>>>>>
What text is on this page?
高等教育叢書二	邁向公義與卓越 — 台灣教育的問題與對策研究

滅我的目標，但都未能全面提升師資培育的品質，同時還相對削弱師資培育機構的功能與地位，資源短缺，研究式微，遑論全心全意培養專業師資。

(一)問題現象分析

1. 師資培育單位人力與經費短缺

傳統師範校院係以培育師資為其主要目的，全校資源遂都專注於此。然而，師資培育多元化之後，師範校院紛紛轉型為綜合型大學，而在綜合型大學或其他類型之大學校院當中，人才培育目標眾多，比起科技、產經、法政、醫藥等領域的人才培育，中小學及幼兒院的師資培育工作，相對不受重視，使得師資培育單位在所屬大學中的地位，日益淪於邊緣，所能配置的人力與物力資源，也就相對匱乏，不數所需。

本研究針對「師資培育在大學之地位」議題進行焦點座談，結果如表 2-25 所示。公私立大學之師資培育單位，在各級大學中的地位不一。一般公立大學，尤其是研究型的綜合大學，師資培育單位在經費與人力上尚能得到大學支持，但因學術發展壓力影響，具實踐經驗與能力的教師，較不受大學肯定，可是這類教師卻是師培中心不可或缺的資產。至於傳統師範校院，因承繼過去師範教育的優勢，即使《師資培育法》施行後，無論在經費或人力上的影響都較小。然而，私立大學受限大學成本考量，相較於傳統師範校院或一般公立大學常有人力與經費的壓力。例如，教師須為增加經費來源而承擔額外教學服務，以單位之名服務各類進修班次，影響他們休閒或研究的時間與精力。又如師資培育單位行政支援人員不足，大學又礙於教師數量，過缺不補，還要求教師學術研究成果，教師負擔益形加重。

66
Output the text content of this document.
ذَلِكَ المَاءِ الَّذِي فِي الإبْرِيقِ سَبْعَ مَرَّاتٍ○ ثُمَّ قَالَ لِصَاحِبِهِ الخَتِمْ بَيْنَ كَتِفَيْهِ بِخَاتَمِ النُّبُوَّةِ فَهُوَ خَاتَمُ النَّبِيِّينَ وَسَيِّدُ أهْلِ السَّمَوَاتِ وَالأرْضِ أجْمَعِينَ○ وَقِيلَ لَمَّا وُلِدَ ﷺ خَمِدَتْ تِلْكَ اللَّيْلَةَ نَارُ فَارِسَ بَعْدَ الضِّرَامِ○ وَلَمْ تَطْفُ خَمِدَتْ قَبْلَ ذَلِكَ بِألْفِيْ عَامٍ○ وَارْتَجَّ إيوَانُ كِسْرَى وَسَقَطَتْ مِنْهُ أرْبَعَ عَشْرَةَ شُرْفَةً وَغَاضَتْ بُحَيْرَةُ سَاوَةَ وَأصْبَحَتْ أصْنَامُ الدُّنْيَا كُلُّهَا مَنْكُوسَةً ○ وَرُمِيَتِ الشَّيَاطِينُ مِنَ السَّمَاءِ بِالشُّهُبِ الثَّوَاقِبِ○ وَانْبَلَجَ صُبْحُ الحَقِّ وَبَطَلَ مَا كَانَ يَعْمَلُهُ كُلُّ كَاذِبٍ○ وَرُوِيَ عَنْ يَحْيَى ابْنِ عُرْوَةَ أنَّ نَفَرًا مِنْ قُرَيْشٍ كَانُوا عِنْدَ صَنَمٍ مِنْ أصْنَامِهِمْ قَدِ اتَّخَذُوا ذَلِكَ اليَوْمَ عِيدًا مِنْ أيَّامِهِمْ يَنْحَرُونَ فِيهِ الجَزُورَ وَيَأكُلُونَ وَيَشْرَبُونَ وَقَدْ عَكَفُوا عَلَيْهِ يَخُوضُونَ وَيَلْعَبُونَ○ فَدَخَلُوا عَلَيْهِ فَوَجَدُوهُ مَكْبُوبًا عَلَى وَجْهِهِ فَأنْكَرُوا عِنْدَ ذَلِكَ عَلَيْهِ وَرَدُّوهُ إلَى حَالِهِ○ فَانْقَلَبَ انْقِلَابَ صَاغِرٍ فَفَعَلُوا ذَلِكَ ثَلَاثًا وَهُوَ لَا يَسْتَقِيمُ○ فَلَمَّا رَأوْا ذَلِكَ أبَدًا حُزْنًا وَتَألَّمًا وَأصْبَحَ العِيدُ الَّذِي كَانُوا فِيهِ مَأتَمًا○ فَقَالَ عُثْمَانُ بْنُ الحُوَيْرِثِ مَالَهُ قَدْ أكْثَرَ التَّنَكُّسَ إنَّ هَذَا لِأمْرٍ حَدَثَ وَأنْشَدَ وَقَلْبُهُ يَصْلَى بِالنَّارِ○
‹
<<<<<
Write out every line of the listing that holds the word "text".

RESULT OF THIS EXERCISE:
What text is on this page?
Output the text content of this document.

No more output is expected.